→ **WRITTEN PROBLEM**
Return every record below exactly as written, omitting any pictures.

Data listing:
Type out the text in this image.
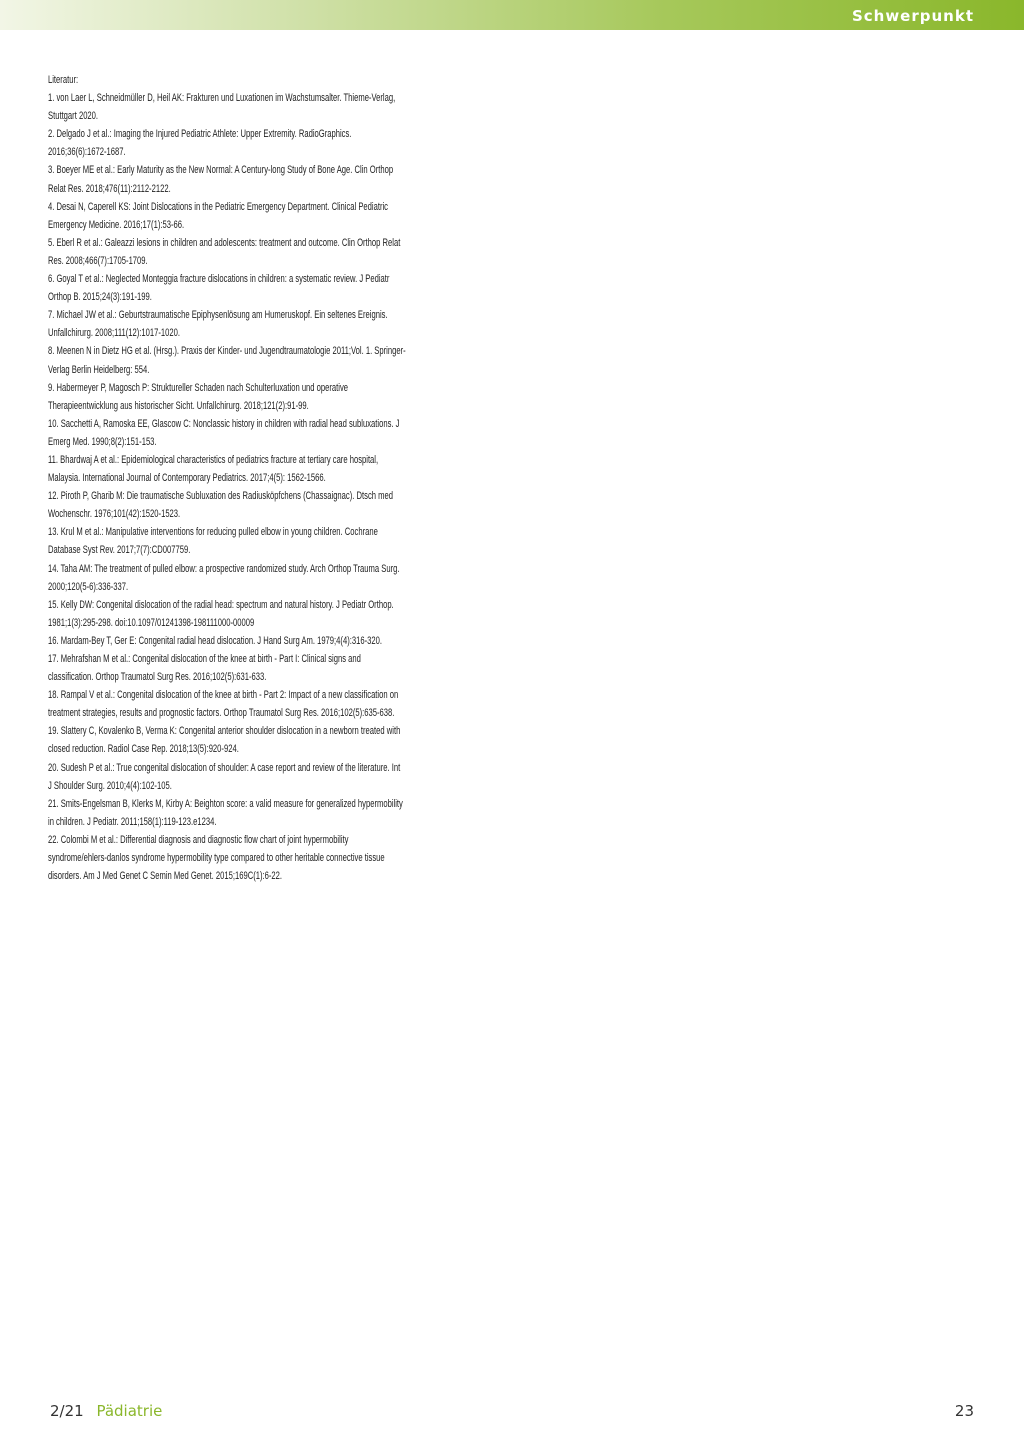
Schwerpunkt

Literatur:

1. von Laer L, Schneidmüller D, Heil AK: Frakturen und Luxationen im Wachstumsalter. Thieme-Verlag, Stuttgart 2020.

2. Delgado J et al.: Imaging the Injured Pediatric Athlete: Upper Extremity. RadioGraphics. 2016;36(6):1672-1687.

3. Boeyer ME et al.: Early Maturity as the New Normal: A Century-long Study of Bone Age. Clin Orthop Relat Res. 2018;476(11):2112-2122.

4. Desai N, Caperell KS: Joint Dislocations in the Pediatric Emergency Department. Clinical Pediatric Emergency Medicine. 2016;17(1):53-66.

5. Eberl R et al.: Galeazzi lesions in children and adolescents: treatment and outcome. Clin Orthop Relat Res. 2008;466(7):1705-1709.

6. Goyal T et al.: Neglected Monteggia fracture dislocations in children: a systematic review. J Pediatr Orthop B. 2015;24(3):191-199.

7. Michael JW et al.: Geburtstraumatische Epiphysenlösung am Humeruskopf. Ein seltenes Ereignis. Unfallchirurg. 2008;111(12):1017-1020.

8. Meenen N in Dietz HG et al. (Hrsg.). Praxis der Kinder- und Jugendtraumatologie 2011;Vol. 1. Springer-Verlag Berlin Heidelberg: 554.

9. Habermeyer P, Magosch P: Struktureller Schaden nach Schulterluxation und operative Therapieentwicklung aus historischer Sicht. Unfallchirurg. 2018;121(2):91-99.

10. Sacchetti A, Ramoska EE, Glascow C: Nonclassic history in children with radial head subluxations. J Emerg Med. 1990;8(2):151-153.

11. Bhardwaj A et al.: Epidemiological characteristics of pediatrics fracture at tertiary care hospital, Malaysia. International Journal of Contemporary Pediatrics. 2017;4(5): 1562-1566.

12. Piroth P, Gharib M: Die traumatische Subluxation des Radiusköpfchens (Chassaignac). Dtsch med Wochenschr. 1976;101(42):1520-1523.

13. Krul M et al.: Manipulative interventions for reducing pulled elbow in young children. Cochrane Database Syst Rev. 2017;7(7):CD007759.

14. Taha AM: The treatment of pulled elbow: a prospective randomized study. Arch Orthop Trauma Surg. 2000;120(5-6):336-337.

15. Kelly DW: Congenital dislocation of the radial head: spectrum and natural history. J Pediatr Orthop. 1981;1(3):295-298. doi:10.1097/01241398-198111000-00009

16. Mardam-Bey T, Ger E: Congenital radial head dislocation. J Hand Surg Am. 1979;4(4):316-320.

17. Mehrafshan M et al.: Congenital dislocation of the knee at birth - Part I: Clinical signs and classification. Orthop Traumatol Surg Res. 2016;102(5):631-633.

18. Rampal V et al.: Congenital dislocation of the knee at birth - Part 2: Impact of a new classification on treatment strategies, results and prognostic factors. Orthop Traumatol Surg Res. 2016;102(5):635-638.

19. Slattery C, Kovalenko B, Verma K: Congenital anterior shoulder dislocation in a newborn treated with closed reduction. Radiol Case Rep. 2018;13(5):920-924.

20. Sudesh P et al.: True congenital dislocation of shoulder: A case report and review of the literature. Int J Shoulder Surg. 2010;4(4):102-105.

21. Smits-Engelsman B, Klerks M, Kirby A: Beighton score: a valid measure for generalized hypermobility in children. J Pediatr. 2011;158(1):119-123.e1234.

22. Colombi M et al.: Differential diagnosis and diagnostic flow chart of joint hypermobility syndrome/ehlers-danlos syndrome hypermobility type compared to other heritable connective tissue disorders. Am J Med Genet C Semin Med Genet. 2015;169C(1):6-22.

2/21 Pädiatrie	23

→ **SOLUTION BELOW**
Type out the text in this image.
Schwerpunkt

Literatur:

1. von Laer L, Schneidmüller D, Heil AK: Frakturen und Luxationen im Wachstumsalter. Thieme-Verlag, Stuttgart 2020.

2. Delgado J et al.: Imaging the Injured Pediatric Athlete: Upper Extremity. RadioGraphics. 2016;36(6):1672-1687.

3. Boeyer ME et al.: Early Maturity as the New Normal: A Century-long Study of Bone Age. Clin Orthop Relat Res. 2018;476(11):2112-2122.

4. Desai N, Caperell KS: Joint Dislocations in the Pediatric Emergency Department. Clinical Pediatric Emergency Medicine. 2016;17(1):53-66.

5. Eberl R et al.: Galeazzi lesions in children and adolescents: treatment and outcome. Clin Orthop Relat Res. 2008;466(7):1705-1709.

6. Goyal T et al.: Neglected Monteggia fracture dislocations in children: a systematic review. J Pediatr Orthop B. 2015;24(3):191-199.

7. Michael JW et al.: Geburtstraumatische Epiphysenlösung am Humeruskopf. Ein seltenes Ereignis. Unfallchirurg. 2008;111(12):1017-1020.

8. Meenen N in Dietz HG et al. (Hrsg.). Praxis der Kinder- und Jugendtraumatologie 2011;Vol. 1. Springer-Verlag Berlin Heidelberg: 554.

9. Habermeyer P, Magosch P: Struktureller Schaden nach Schulterluxation und operative Therapieentwicklung aus historischer Sicht. Unfallchirurg. 2018;121(2):91-99.

10. Sacchetti A, Ramoska EE, Glascow C: Nonclassic history in children with radial head subluxations. J Emerg Med. 1990;8(2):151-153.

11. Bhardwaj A et al.: Epidemiological characteristics of pediatrics fracture at tertiary care hospital, Malaysia. International Journal of Contemporary Pediatrics. 2017;4(5): 1562-1566.

12. Piroth P, Gharib M: Die traumatische Subluxation des Radiusköpfchens (Chassaignac). Dtsch med Wochenschr. 1976;101(42):1520-1523.

13. Krul M et al.: Manipulative interventions for reducing pulled elbow in young children. Cochrane Database Syst Rev. 2017;7(7):CD007759.

14. Taha AM: The treatment of pulled elbow: a prospective randomized study. Arch Orthop Trauma Surg. 2000;120(5-6):336-337.

15. Kelly DW: Congenital dislocation of the radial head: spectrum and natural history. J Pediatr Orthop. 1981;1(3):295-298. doi:10.1097/01241398-198111000-00009

16. Mardam-Bey T, Ger E: Congenital radial head dislocation. J Hand Surg Am. 1979;4(4):316-320.

17. Mehrafshan M et al.: Congenital dislocation of the knee at birth - Part I: Clinical signs and classification. Orthop Traumatol Surg Res. 2016;102(5):631-633.

18. Rampal V et al.: Congenital dislocation of the knee at birth - Part 2: Impact of a new classification on treatment strategies, results and prognostic factors. Orthop Traumatol Surg Res. 2016;102(5):635-638.

19. Slattery C, Kovalenko B, Verma K: Congenital anterior shoulder dislocation in a newborn treated with closed reduction. Radiol Case Rep. 2018;13(5):920-924.

20. Sudesh P et al.: True congenital dislocation of shoulder: A case report and review of the literature. Int J Shoulder Surg. 2010;4(4):102-105.

21. Smits-Engelsman B, Klerks M, Kirby A: Beighton score: a valid measure for generalized hypermobility in children. J Pediatr. 2011;158(1):119-123.e1234.

22. Colombi M et al.: Differential diagnosis and diagnostic flow chart of joint hypermobility syndrome/ehlers-danlos syndrome hypermobility type compared to other heritable connective tissue disorders. Am J Med Genet C Semin Med Genet. 2015;169C(1):6-22.

2/21 Pädiatrie	23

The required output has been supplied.